→ **TASK REQUIREMENTS**
Find the word "полете" in the records below. List each line containing it.

→ **RECORDS FOR THE EXERCISE**
━━━━━━

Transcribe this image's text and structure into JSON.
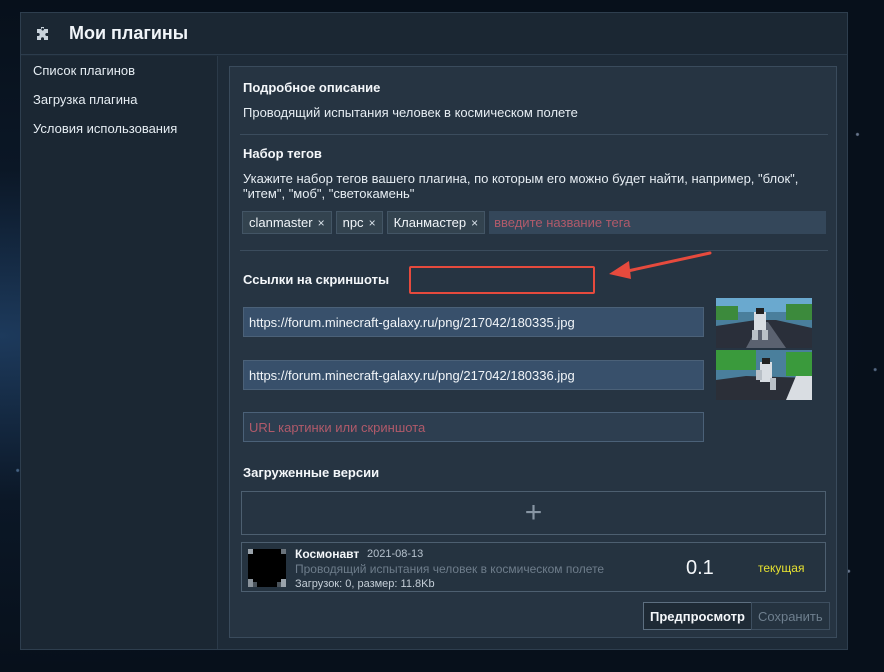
{
  "app": {
    "title": "Мои плагины",
    "icon": "puzzle-icon"
  },
  "sidebar": {
    "items": [
      {
        "label": "Список плагинов"
      },
      {
        "label": "Загрузка плагина"
      },
      {
        "label": "Условия использования"
      }
    ]
  },
  "description": {
    "title": "Подробное описание",
    "text": "Проводящий испытания человек в космическом полете"
  },
  "tags": {
    "title": "Набор тегов",
    "hint": "Укажите набор тегов вашего плагина, по которым его можно будет найти, например, \"блок\", \"итем\", \"моб\", \"светокамень\"",
    "items": [
      {
        "label": "clanmaster"
      },
      {
        "label": "npc"
      },
      {
        "label": "Кланмастер"
      }
    ],
    "remove_glyph": "×",
    "input_placeholder": "введите название тега"
  },
  "screenshots": {
    "title": "Ссылки на скриншоты",
    "links": [
      {
        "value": "https://forum.minecraft-galaxy.ru/png/217042/180335.jpg"
      },
      {
        "value": "https://forum.minecraft-galaxy.ru/png/217042/180336.jpg"
      }
    ],
    "new_placeholder": "URL картинки или скриншота"
  },
  "versions": {
    "title": "Загруженные версии",
    "add_glyph": "+",
    "items": [
      {
        "name": "Космонавт",
        "date": "2021-08-13",
        "description": "Проводящий испытания человек в космическом полете",
        "meta": "Загрузок: 0, размер: 11.8Kb",
        "version": "0.1",
        "status": "текущая"
      }
    ]
  },
  "actions": {
    "preview_label": "Предпросмотр",
    "save_label": "Сохранить"
  },
  "colors": {
    "accent_annotation": "#e64a3d",
    "status_current": "#e7e230"
  }
}
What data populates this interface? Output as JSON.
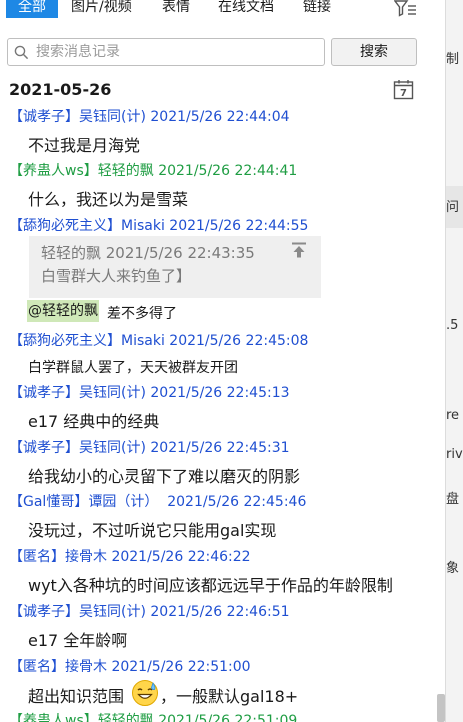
{
  "tabs": [
    {
      "label": "全部",
      "active": true
    },
    {
      "label": "图片/视频",
      "active": false
    },
    {
      "label": "表情",
      "active": false
    },
    {
      "label": "在线文档",
      "active": false
    },
    {
      "label": "链接",
      "active": false
    }
  ],
  "search": {
    "placeholder": "搜索消息记录",
    "button_label": "搜索"
  },
  "date_header": "2021-05-26",
  "calendar_day": "7",
  "messages": [
    {
      "tag": "【诚孝子】",
      "sender": "吴钰同(计)",
      "time": "2021/5/26 22:44:04",
      "text": "不过我是月海党"
    },
    {
      "tag": "【养蛊人ws】",
      "sender": "轻轻的飘",
      "time": "2021/5/26 22:44:41",
      "text": "什么，我还以为是雪菜"
    },
    {
      "tag": "【舔狗必死主义】",
      "sender": "Misaki",
      "time": "2021/5/26 22:44:55",
      "quote_meta": "轻轻的飘  2021/5/26 22:43:35",
      "quote_text": "白雪群大人来钓鱼了】",
      "mention": "@轻轻的飘",
      "text": "差不多得了"
    },
    {
      "tag": "【舔狗必死主义】",
      "sender": "Misaki",
      "time": "2021/5/26 22:45:08",
      "text": "白学群鼠人罢了，天天被群友开团"
    },
    {
      "tag": "【诚孝子】",
      "sender": "吴钰同(计)",
      "time": "2021/5/26 22:45:13",
      "text": "e17 经典中的经典"
    },
    {
      "tag": "【诚孝子】",
      "sender": "吴钰同(计)",
      "time": "2021/5/26 22:45:31",
      "text": "给我幼小的心灵留下了难以磨灭的阴影"
    },
    {
      "tag": "【Gal懂哥】",
      "sender": "谭园（计）",
      "time": "2021/5/26 22:45:46",
      "text": "没玩过，不过听说它只能用gal实现"
    },
    {
      "tag": "【匿名】",
      "sender": "接骨木",
      "time": "2021/5/26 22:46:22",
      "text": "wyt入各种坑的时间应该都远远早于作品的年龄限制"
    },
    {
      "tag": "【诚孝子】",
      "sender": "吴钰同(计)",
      "time": "2021/5/26 22:46:51",
      "text": "e17 全年龄啊"
    },
    {
      "tag": "【匿名】",
      "sender": "接骨木",
      "time": "2021/5/26 22:51:00",
      "text_before_emoji": "超出知识范围",
      "text_after_emoji": "，一般默认gal18+"
    },
    {
      "tag": "【养蛊人ws】",
      "sender": "轻轻的飘",
      "time": "2021/5/26 22:51:09",
      "text": ""
    }
  ],
  "right_strip": [
    "制",
    "问",
    ".5",
    "re",
    "riv",
    "盘",
    "象"
  ],
  "colors": {
    "accent": "#1e88e5",
    "sender_blue": "#1f4fd1",
    "sender_green": "#1f9d43",
    "mention_bg": "#cfe8b8",
    "quote_bg": "#efefef"
  }
}
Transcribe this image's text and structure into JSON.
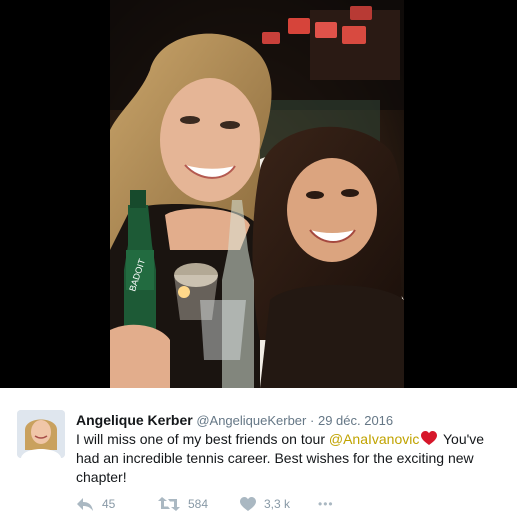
{
  "tweet": {
    "author_name": "Angelique Kerber",
    "author_handle": "@AngeliqueKerber",
    "separator": "·",
    "date": "29 déc. 2016",
    "text_part1": "I will miss one of my best friends on tour ",
    "mention": "@AnaIvanovic",
    "text_part2": " You've had an incredible tennis career. Best wishes for the exciting new chapter!",
    "mention_color": "#c0a300",
    "emoji": "red-heart"
  },
  "media": {
    "bottle_label": "BADOIT"
  },
  "actions": {
    "reply_icon": "reply-icon",
    "reply_count": "45",
    "retweet_icon": "retweet-icon",
    "retweet_count": "584",
    "like_icon": "heart-icon",
    "like_count": "3,3 k",
    "more_icon": "more-icon",
    "more_label": "•••"
  },
  "colors": {
    "name": "#14171a",
    "secondary": "#657786",
    "icon": "#aab8c2",
    "heart": "#e0245e"
  }
}
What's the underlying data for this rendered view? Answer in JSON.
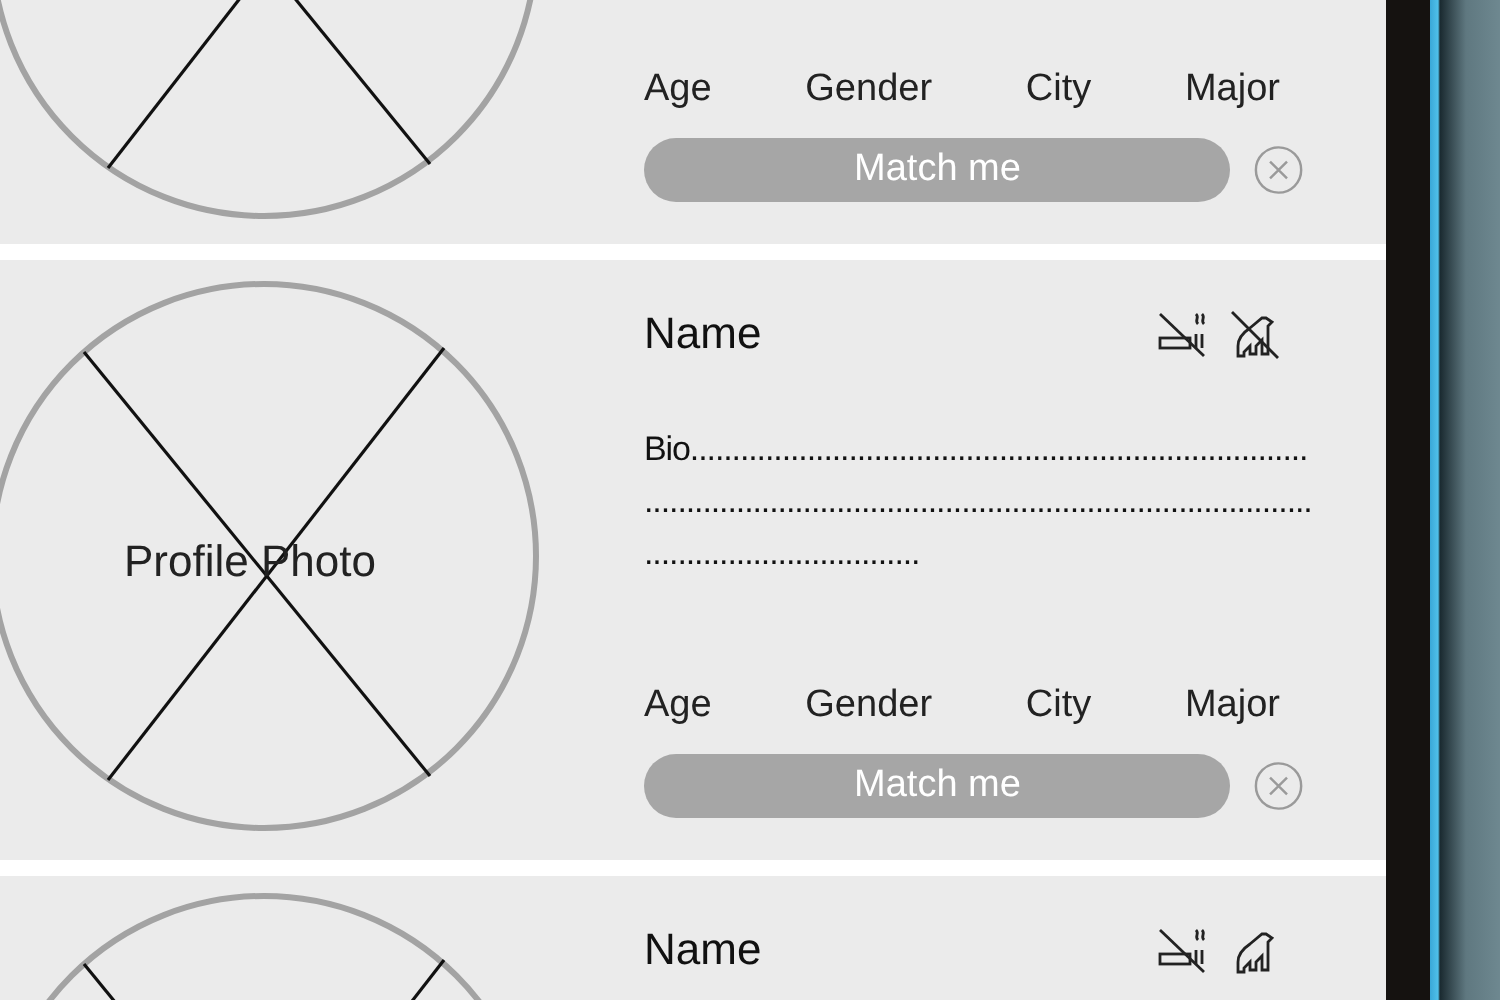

━━━━━━

→ **THE OUTPUT**
    "text": "Проводящий испытания человек в космическом полете"
        "description": "Проводящий испытания человек в космическом полете",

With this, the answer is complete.